BEGIN Information given

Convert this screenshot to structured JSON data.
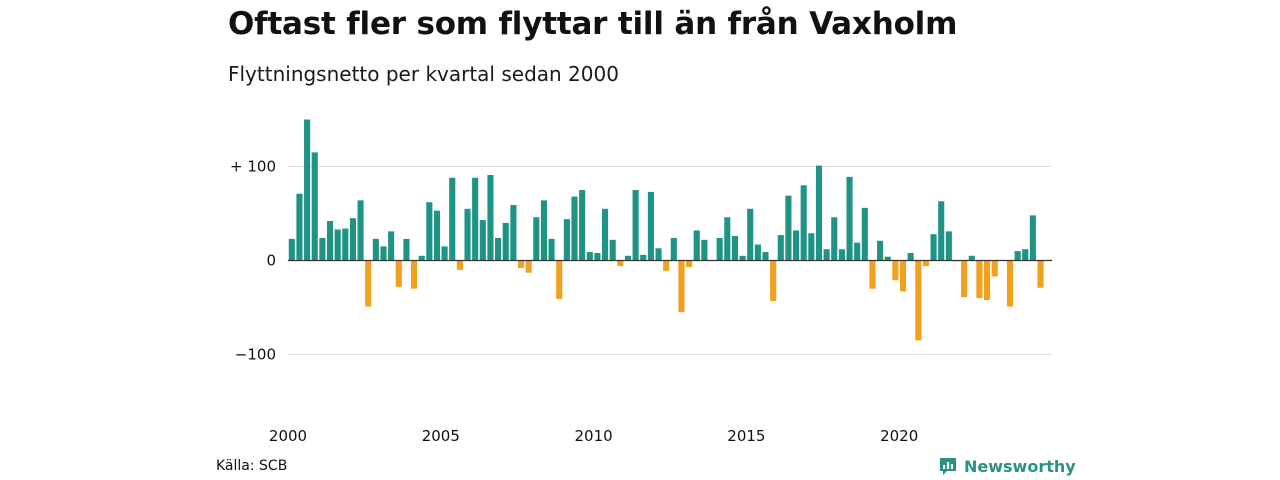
{
  "title": "Oftast fler som flyttar till än från Vaxholm",
  "subtitle": "Flyttningsnetto per kvartal sedan 2000",
  "source": "Källa: SCB",
  "brand": {
    "name": "Newsworthy",
    "icon": "newsworthy-logo-icon"
  },
  "colors": {
    "positive": "#1f9484",
    "negative": "#f2a11f",
    "grid": "#dddddd",
    "zero": "#333333",
    "brand": "#2a9285"
  },
  "chart_data": {
    "type": "bar",
    "title": "Oftast fler som flyttar till än från Vaxholm",
    "subtitle": "Flyttningsnetto per kvartal sedan 2000",
    "ylim": [
      -150,
      160
    ],
    "yticks": [
      100,
      0,
      -100
    ],
    "ytick_labels": [
      "+ 100",
      "0",
      "−100"
    ],
    "xtick_labels": [
      "2000",
      "2005",
      "2010",
      "2015",
      "2020"
    ],
    "grid": true,
    "categories": [
      "2000 K1",
      "2000 K2",
      "2000 K3",
      "2000 K4",
      "2001 K1",
      "2001 K2",
      "2001 K3",
      "2001 K4",
      "2002 K1",
      "2002 K2",
      "2002 K3",
      "2002 K4",
      "2003 K1",
      "2003 K2",
      "2003 K3",
      "2003 K4",
      "2004 K1",
      "2004 K2",
      "2004 K3",
      "2004 K4",
      "2005 K1",
      "2005 K2",
      "2005 K3",
      "2005 K4",
      "2006 K1",
      "2006 K2",
      "2006 K3",
      "2006 K4",
      "2007 K1",
      "2007 K2",
      "2007 K3",
      "2007 K4",
      "2008 K1",
      "2008 K2",
      "2008 K3",
      "2008 K4",
      "2009 K1",
      "2009 K2",
      "2009 K3",
      "2009 K4",
      "2010 K1",
      "2010 K2",
      "2010 K3",
      "2010 K4",
      "2011 K1",
      "2011 K2",
      "2011 K3",
      "2011 K4",
      "2012 K1",
      "2012 K2",
      "2012 K3",
      "2012 K4",
      "2013 K1",
      "2013 K2",
      "2013 K3",
      "2013 K4",
      "2014 K1",
      "2014 K2",
      "2014 K3",
      "2014 K4",
      "2015 K1",
      "2015 K2",
      "2015 K3",
      "2015 K4",
      "2016 K1",
      "2016 K2",
      "2016 K3",
      "2016 K4",
      "2017 K1",
      "2017 K2",
      "2017 K3",
      "2017 K4",
      "2018 K1",
      "2018 K2",
      "2018 K3",
      "2018 K4",
      "2019 K1",
      "2019 K2",
      "2019 K3",
      "2019 K4",
      "2020 K1",
      "2020 K2",
      "2020 K3",
      "2020 K4",
      "2021 K1",
      "2021 K2",
      "2021 K3",
      "2021 K4",
      "2022 K1",
      "2022 K2",
      "2022 K3",
      "2022 K4",
      "2023 K1",
      "2023 K2",
      "2023 K3",
      "2023 K4",
      "2024 K1",
      "2024 K2",
      "2024 K3",
      "2024 K4"
    ],
    "values": [
      23,
      71,
      150,
      115,
      24,
      42,
      33,
      34,
      45,
      64,
      -49,
      23,
      15,
      31,
      -28,
      23,
      -30,
      5,
      62,
      53,
      15,
      88,
      -10,
      55,
      88,
      43,
      91,
      24,
      40,
      59,
      -8,
      -13,
      46,
      64,
      23,
      -41,
      44,
      68,
      75,
      9,
      8,
      55,
      22,
      -6,
      5,
      75,
      6,
      73,
      13,
      -11,
      24,
      -55,
      -7,
      32,
      22,
      0,
      24,
      46,
      26,
      5,
      55,
      17,
      9,
      -43,
      27,
      69,
      32,
      80,
      29,
      101,
      12,
      46,
      12,
      89,
      19,
      56,
      -30,
      21,
      4,
      -21,
      -33,
      8,
      -85,
      -6,
      28,
      63,
      31,
      -1,
      -39,
      5,
      -40,
      -42,
      -17,
      0,
      -49,
      10,
      12,
      48,
      -29,
      0
    ]
  }
}
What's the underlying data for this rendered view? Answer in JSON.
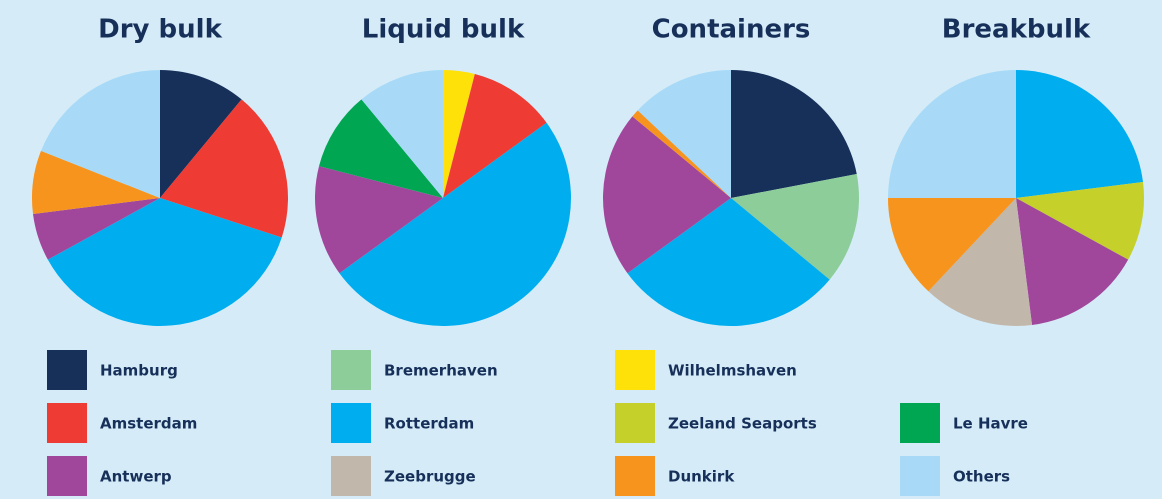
{
  "chart_data": [
    {
      "type": "pie",
      "title": "Dry bulk",
      "categories": [
        "Hamburg",
        "Amsterdam",
        "Rotterdam",
        "Antwerp",
        "Dunkirk",
        "Others"
      ],
      "values": [
        11,
        19,
        37,
        6,
        8,
        19
      ]
    },
    {
      "type": "pie",
      "title": "Liquid bulk",
      "categories": [
        "Wilhelmshaven",
        "Amsterdam",
        "Rotterdam",
        "Antwerp",
        "Le Havre",
        "Others"
      ],
      "values": [
        4,
        11,
        50,
        14,
        10,
        11
      ]
    },
    {
      "type": "pie",
      "title": "Containers",
      "categories": [
        "Hamburg",
        "Bremerhaven",
        "Rotterdam",
        "Antwerp",
        "Dunkirk",
        "Others"
      ],
      "values": [
        22,
        14,
        29,
        21,
        1,
        13
      ]
    },
    {
      "type": "pie",
      "title": "Breakbulk",
      "categories": [
        "Rotterdam",
        "Zeeland Seaports",
        "Antwerp",
        "Zeebrugge",
        "Dunkirk",
        "Others"
      ],
      "values": [
        23,
        10,
        15,
        14,
        13,
        25
      ]
    }
  ],
  "legend": [
    {
      "name": "Hamburg",
      "color": "#17305a"
    },
    {
      "name": "Amsterdam",
      "color": "#ee3b33"
    },
    {
      "name": "Antwerp",
      "color": "#a0479c"
    },
    {
      "name": "Bremerhaven",
      "color": "#8dcd9a"
    },
    {
      "name": "Rotterdam",
      "color": "#00adef"
    },
    {
      "name": "Zeebrugge",
      "color": "#c2b7ab"
    },
    {
      "name": "Wilhelmshaven",
      "color": "#ffe10a"
    },
    {
      "name": "Zeeland Seaports",
      "color": "#c5d12a"
    },
    {
      "name": "Dunkirk",
      "color": "#f7941d"
    },
    {
      "name": "Le Havre",
      "color": "#00a651"
    },
    {
      "name": "Others",
      "color": "#a8daf7"
    }
  ]
}
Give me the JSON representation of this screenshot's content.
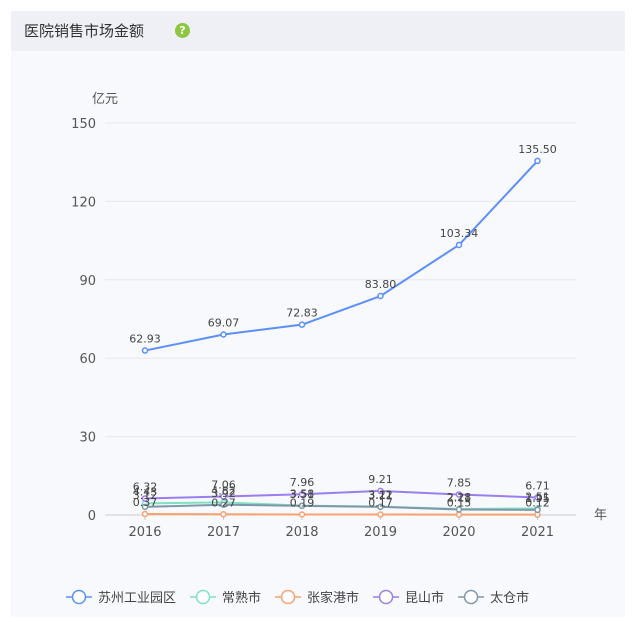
{
  "header": {
    "title": "医院销售市场金额",
    "help_icon": "help-circle-icon",
    "help_symbol": "?",
    "help_color": "#8dc63f"
  },
  "chart_data": {
    "type": "line",
    "ylabel": "亿元",
    "xlabel": "年",
    "categories": [
      "2016",
      "2017",
      "2018",
      "2019",
      "2020",
      "2021"
    ],
    "ylim": [
      0,
      150
    ],
    "yticks": [
      0,
      30,
      60,
      90,
      120,
      150
    ],
    "grid": true,
    "legend_position": "bottom",
    "series": [
      {
        "name": "苏州工业园区",
        "color": "#5b8ff9",
        "values": [
          62.93,
          69.07,
          72.83,
          83.8,
          103.34,
          135.5
        ],
        "labels": [
          "62.93",
          "69.07",
          "72.83",
          "83.80",
          "103.34",
          "135.50"
        ]
      },
      {
        "name": "常熟市",
        "color": "#7fe0c4",
        "values": [
          4.43,
          4.82,
          3.58,
          3.22,
          2.28,
          2.51
        ],
        "labels": [
          "4.43",
          "4.82",
          "3.58",
          "3.22",
          "2.28",
          "2.51"
        ]
      },
      {
        "name": "张家港市",
        "color": "#f7a26f",
        "values": [
          0.37,
          0.27,
          0.19,
          0.17,
          0.15,
          0.12
        ],
        "labels": [
          "0.37",
          "0.27",
          "0.19",
          "0.17",
          "0.15",
          "0.12"
        ]
      },
      {
        "name": "昆山市",
        "color": "#9a7ef0",
        "values": [
          6.32,
          7.06,
          7.96,
          9.21,
          7.85,
          6.71
        ],
        "labels": [
          "6.32",
          "7.06",
          "7.96",
          "9.21",
          "7.85",
          "6.71"
        ]
      },
      {
        "name": "太仓市",
        "color": "#7e98a8",
        "values": [
          3.12,
          3.92,
          3.51,
          3.11,
          2.11,
          1.95
        ],
        "labels": [
          "3.12",
          "3.92",
          "3.51",
          "3.11",
          "2.11",
          "1.95"
        ]
      }
    ]
  }
}
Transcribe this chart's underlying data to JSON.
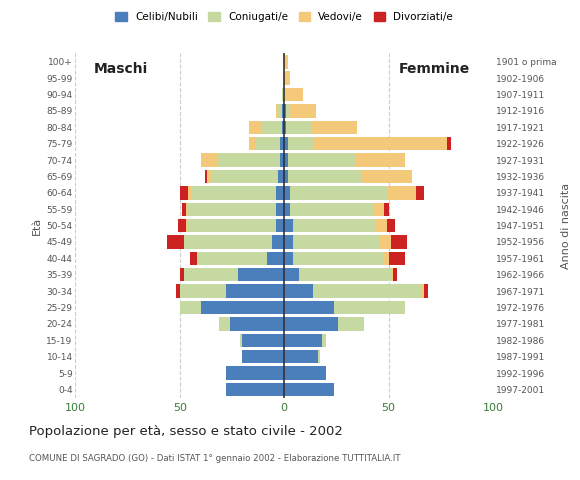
{
  "age_groups": [
    "0-4",
    "5-9",
    "10-14",
    "15-19",
    "20-24",
    "25-29",
    "30-34",
    "35-39",
    "40-44",
    "45-49",
    "50-54",
    "55-59",
    "60-64",
    "65-69",
    "70-74",
    "75-79",
    "80-84",
    "85-89",
    "90-94",
    "95-99",
    "100+"
  ],
  "birth_years": [
    "1997-2001",
    "1992-1996",
    "1987-1991",
    "1982-1986",
    "1977-1981",
    "1972-1976",
    "1967-1971",
    "1962-1966",
    "1957-1961",
    "1952-1956",
    "1947-1951",
    "1942-1946",
    "1937-1941",
    "1932-1936",
    "1927-1931",
    "1922-1926",
    "1917-1921",
    "1912-1916",
    "1907-1911",
    "1902-1906",
    "1901 o prima"
  ],
  "colors": {
    "celibe": "#4a7fbb",
    "coniugato": "#c5d9a0",
    "vedovo": "#f5c97a",
    "divorziato": "#cc2222"
  },
  "male_celibe": [
    28,
    28,
    20,
    20,
    26,
    40,
    28,
    22,
    8,
    6,
    4,
    4,
    4,
    3,
    2,
    2,
    1,
    1,
    0,
    0,
    0
  ],
  "male_coniugato": [
    0,
    0,
    0,
    1,
    5,
    10,
    22,
    26,
    34,
    42,
    42,
    42,
    40,
    32,
    30,
    12,
    10,
    2,
    1,
    0,
    0
  ],
  "male_vedovo": [
    0,
    0,
    0,
    0,
    0,
    0,
    0,
    0,
    0,
    0,
    1,
    1,
    2,
    2,
    8,
    3,
    6,
    1,
    0,
    0,
    0
  ],
  "male_divorziato": [
    0,
    0,
    0,
    0,
    0,
    0,
    2,
    2,
    3,
    8,
    4,
    2,
    4,
    1,
    0,
    0,
    0,
    0,
    0,
    0,
    0
  ],
  "female_celibe": [
    24,
    20,
    16,
    18,
    26,
    24,
    14,
    7,
    4,
    4,
    4,
    3,
    3,
    2,
    2,
    2,
    1,
    1,
    0,
    0,
    0
  ],
  "female_coniugato": [
    0,
    0,
    1,
    2,
    12,
    34,
    52,
    44,
    44,
    42,
    40,
    40,
    46,
    35,
    32,
    12,
    12,
    2,
    1,
    0,
    0
  ],
  "female_vedovo": [
    0,
    0,
    0,
    0,
    0,
    0,
    1,
    1,
    2,
    5,
    5,
    5,
    14,
    24,
    24,
    64,
    22,
    12,
    8,
    3,
    2
  ],
  "female_divorziato": [
    0,
    0,
    0,
    0,
    0,
    0,
    2,
    2,
    8,
    8,
    4,
    2,
    4,
    0,
    0,
    2,
    0,
    0,
    0,
    0,
    0
  ],
  "title": "Popolazione per età, sesso e stato civile - 2002",
  "subtitle": "COMUNE DI SAGRADO (GO) - Dati ISTAT 1° gennaio 2002 - Elaborazione TUTTITALIA.IT",
  "label_maschi": "Maschi",
  "label_femmine": "Femmine",
  "ylabel_left": "Età",
  "ylabel_right": "Anno di nascita",
  "xlim": 100,
  "background_color": "#ffffff",
  "grid_color": "#cccccc",
  "legend_labels": [
    "Celibi/Nubili",
    "Coniugati/e",
    "Vedovi/e",
    "Divorziati/e"
  ]
}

END Information given

- [Instruction]:
Return every line containing "Wilhelmshaven".

- [Expected answer]:
        "Wilhelmshaven",
      "name": "Wilhelmshaven",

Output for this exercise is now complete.